> _DATA RECORDS_:
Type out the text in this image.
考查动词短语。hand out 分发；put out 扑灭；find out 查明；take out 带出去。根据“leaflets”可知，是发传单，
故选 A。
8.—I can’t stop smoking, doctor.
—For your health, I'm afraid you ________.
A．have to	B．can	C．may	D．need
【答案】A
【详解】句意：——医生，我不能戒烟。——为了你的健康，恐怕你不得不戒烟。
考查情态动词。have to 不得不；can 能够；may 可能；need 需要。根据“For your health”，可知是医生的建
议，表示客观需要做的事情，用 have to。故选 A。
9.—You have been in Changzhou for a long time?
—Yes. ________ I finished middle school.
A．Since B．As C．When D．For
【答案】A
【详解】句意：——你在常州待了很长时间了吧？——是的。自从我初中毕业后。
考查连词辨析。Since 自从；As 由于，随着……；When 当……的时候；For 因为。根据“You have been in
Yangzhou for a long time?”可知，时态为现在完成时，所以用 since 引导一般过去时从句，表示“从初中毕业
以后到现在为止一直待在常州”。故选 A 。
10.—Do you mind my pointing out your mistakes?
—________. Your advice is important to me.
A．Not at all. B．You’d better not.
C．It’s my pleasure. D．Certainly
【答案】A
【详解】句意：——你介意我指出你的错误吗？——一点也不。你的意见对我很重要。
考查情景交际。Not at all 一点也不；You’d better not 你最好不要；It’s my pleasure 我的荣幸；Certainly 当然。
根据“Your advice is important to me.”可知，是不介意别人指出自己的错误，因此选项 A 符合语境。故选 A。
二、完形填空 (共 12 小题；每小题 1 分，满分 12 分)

--

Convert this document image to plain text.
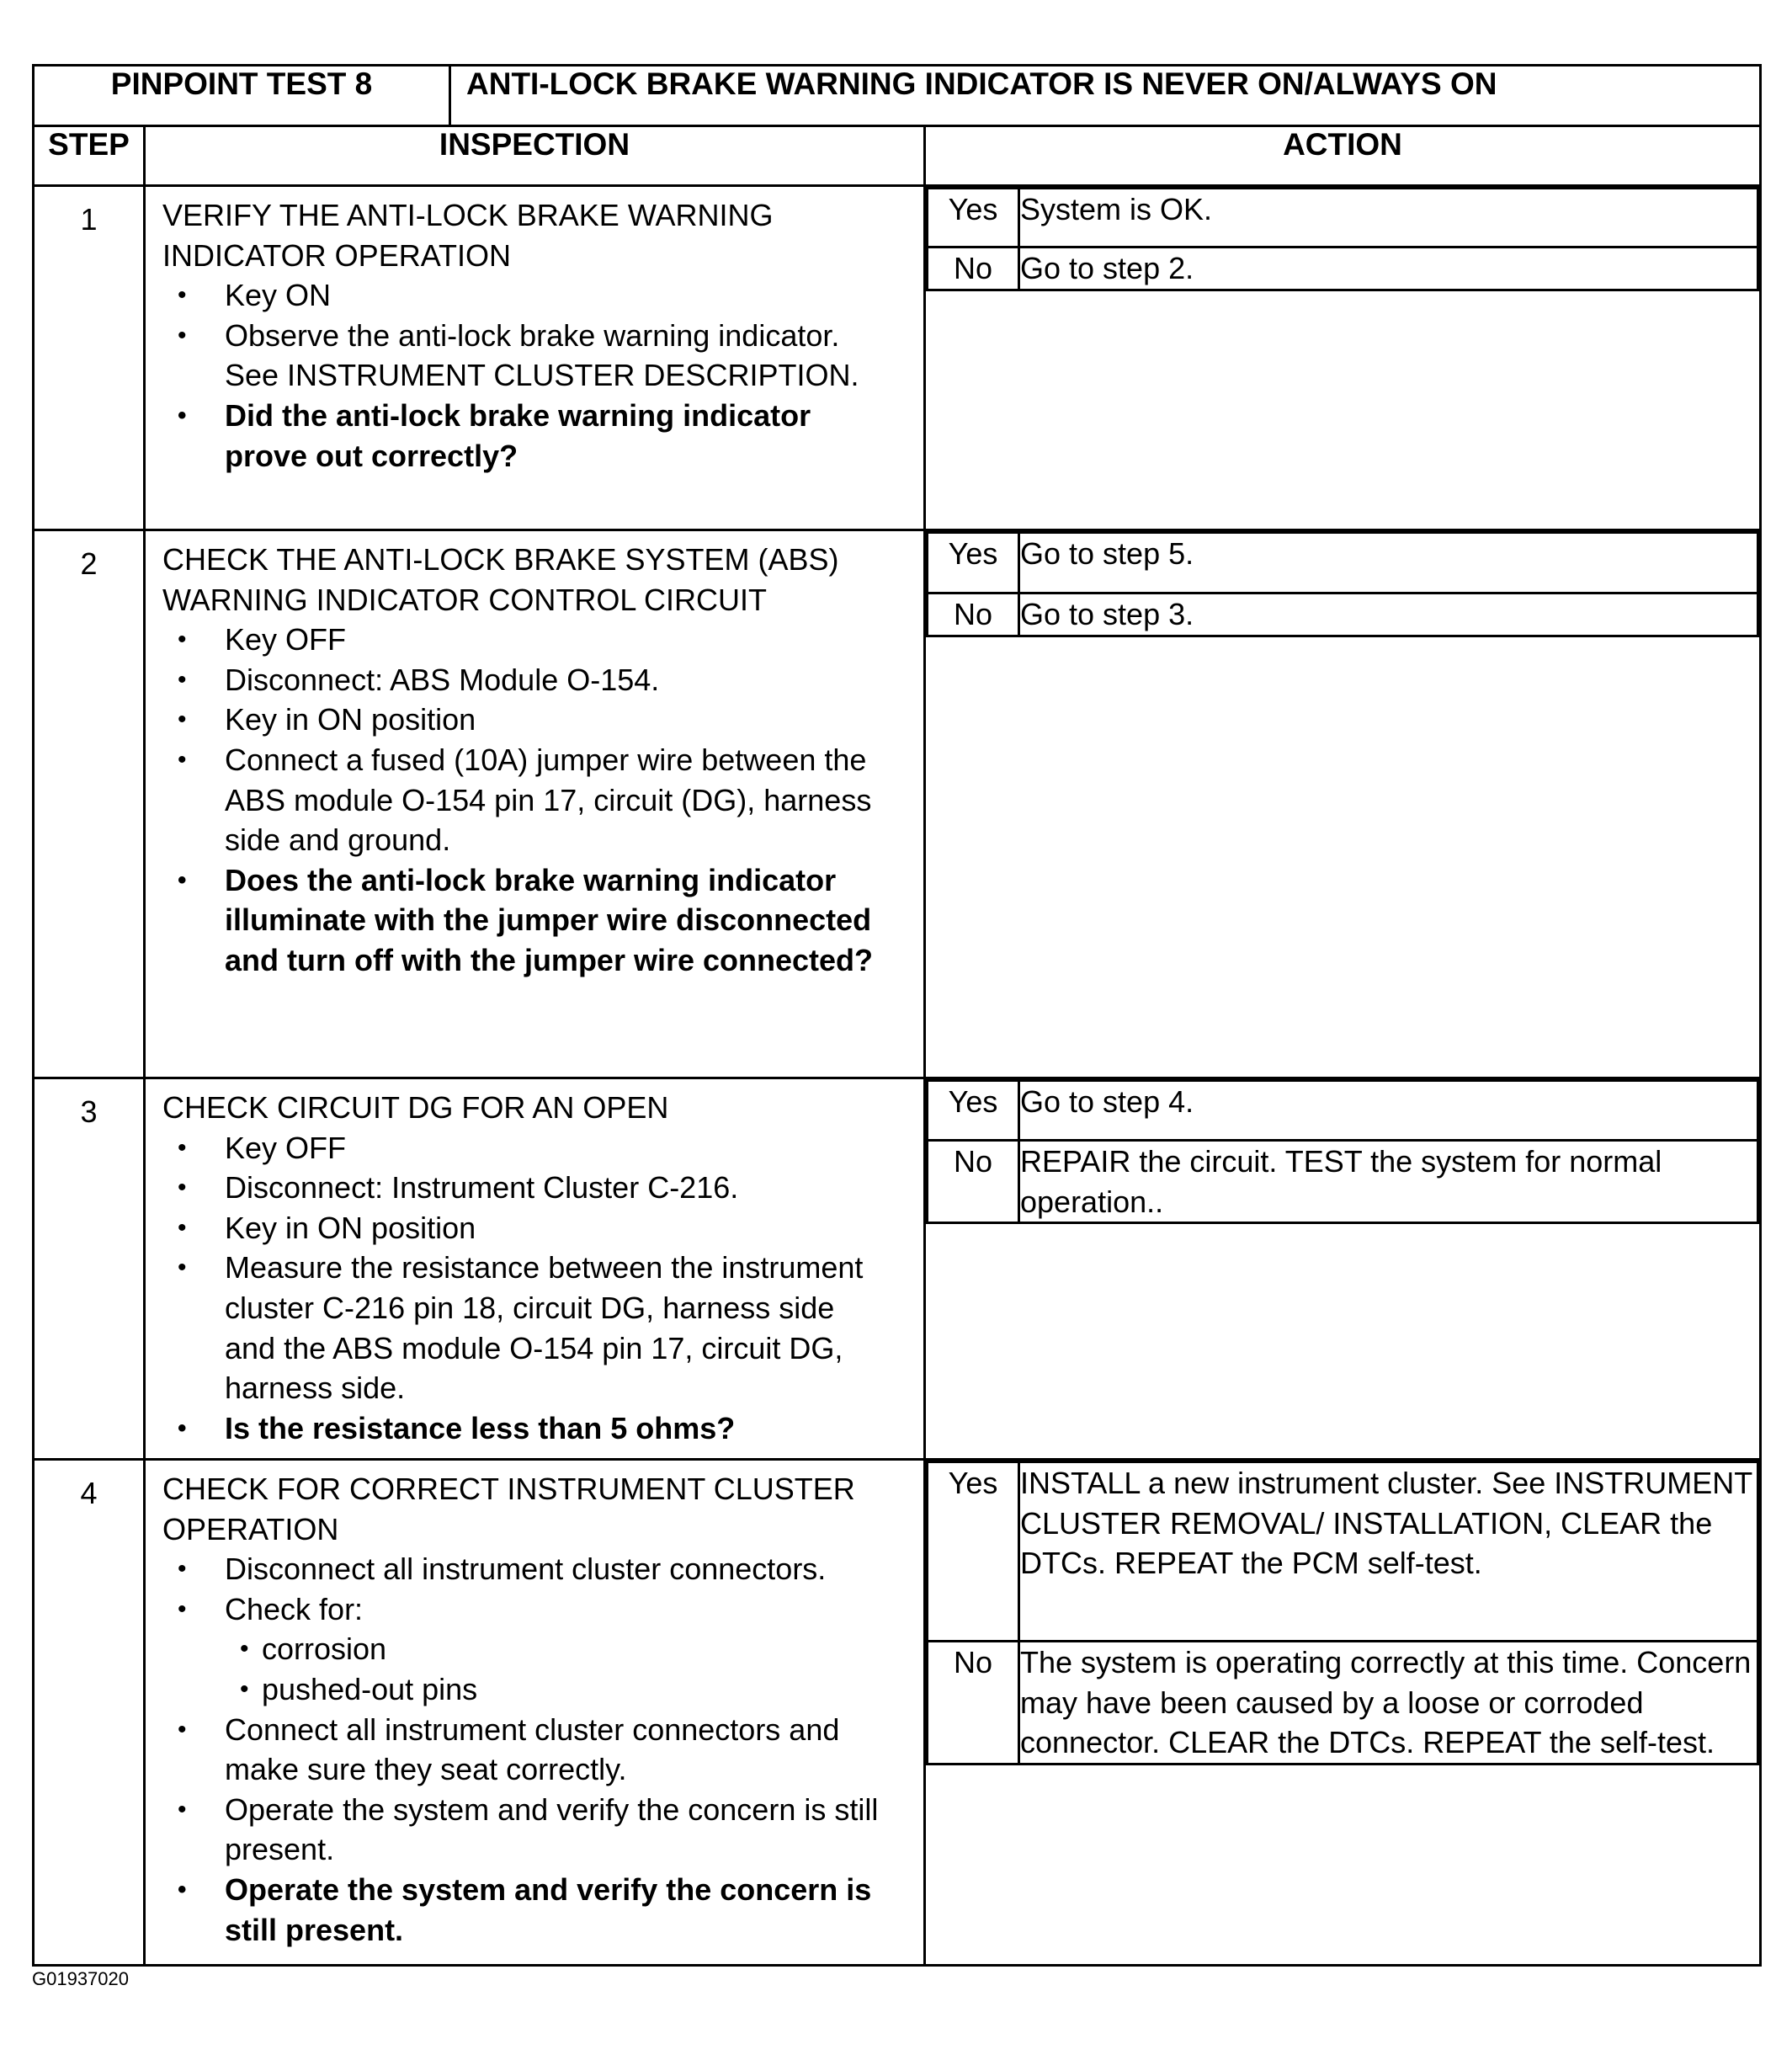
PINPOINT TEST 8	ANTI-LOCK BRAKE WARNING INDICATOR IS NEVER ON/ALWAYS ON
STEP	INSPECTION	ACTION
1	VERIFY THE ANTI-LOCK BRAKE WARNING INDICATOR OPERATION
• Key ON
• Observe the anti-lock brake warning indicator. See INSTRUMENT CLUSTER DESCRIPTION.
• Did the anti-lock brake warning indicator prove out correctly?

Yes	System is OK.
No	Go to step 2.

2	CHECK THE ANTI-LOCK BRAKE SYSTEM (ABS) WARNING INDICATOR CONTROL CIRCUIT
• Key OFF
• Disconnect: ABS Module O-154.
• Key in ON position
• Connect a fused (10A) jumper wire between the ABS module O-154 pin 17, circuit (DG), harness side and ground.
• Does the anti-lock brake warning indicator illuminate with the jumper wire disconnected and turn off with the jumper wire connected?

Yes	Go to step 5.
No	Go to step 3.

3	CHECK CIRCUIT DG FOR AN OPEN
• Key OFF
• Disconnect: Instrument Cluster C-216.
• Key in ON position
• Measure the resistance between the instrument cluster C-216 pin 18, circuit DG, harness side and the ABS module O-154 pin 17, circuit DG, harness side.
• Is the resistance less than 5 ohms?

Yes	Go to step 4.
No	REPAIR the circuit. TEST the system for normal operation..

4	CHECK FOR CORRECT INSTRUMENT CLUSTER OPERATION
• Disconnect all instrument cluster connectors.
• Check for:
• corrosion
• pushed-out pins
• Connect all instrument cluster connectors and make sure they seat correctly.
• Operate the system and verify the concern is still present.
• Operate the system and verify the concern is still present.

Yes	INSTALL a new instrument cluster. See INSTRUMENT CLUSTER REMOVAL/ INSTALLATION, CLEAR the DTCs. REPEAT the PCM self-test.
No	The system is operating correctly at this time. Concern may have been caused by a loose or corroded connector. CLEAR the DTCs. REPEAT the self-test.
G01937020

--

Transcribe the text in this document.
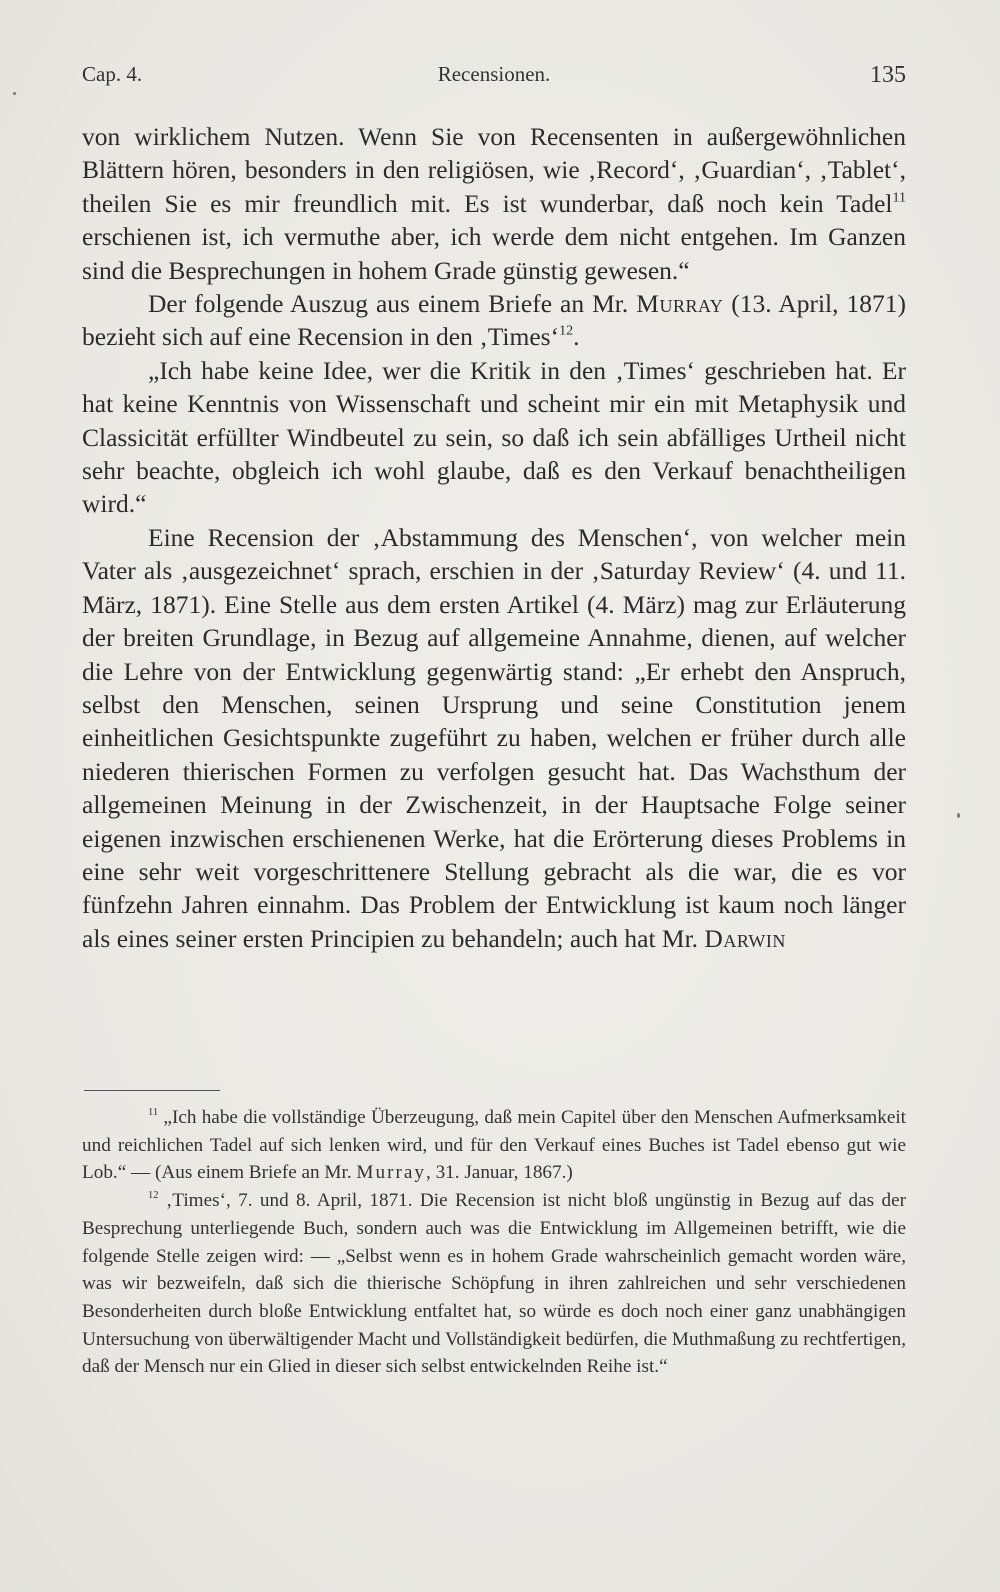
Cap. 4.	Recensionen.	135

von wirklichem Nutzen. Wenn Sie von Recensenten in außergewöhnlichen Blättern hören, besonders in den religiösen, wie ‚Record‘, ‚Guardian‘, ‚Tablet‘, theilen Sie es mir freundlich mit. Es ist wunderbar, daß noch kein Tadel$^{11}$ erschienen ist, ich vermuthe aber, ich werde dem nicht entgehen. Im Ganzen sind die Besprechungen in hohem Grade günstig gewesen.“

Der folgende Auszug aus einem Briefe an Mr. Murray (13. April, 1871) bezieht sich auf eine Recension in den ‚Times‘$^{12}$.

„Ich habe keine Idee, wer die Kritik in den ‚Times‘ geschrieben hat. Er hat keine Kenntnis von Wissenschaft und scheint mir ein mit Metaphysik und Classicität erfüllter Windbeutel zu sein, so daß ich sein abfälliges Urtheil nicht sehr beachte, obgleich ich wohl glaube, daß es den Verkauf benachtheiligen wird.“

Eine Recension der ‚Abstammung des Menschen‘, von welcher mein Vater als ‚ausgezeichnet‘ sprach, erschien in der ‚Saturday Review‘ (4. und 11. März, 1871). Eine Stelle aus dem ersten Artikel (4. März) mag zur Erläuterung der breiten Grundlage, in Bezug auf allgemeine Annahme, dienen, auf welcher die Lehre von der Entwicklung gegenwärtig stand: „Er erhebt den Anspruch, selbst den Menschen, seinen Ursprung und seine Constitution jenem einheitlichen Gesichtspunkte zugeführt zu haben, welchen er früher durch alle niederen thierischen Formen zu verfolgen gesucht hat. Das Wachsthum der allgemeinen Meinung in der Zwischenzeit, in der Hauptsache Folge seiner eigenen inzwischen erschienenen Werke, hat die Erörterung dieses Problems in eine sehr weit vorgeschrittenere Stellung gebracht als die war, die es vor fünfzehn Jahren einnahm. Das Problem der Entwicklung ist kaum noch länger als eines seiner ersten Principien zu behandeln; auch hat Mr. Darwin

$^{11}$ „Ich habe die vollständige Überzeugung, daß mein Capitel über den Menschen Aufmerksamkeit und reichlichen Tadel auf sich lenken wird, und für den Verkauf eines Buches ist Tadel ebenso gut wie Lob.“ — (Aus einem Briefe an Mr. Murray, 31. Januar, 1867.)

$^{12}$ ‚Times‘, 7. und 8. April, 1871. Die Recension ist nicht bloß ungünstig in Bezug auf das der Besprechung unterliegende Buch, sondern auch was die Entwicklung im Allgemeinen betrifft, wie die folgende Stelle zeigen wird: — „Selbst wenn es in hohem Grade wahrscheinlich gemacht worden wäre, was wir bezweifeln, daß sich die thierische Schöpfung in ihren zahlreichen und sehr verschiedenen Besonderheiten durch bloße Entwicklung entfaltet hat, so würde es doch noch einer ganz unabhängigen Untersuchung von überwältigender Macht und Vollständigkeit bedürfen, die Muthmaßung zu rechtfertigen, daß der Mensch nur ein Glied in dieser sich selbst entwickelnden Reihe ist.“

> _INSTRUCTIONS TO FOLLOW_: Gather all lines where the word "jumper" appears.

> _OUTPUT FOR THIS EXERCISE_:
• Connect a fused (10A) jumper wire between the ABS module O-154 pin 17, circuit (DG), harness side and ground.
• Does the anti-lock brake warning indicator illuminate with the jumper wire disconnected and turn off with the jumper wire connected?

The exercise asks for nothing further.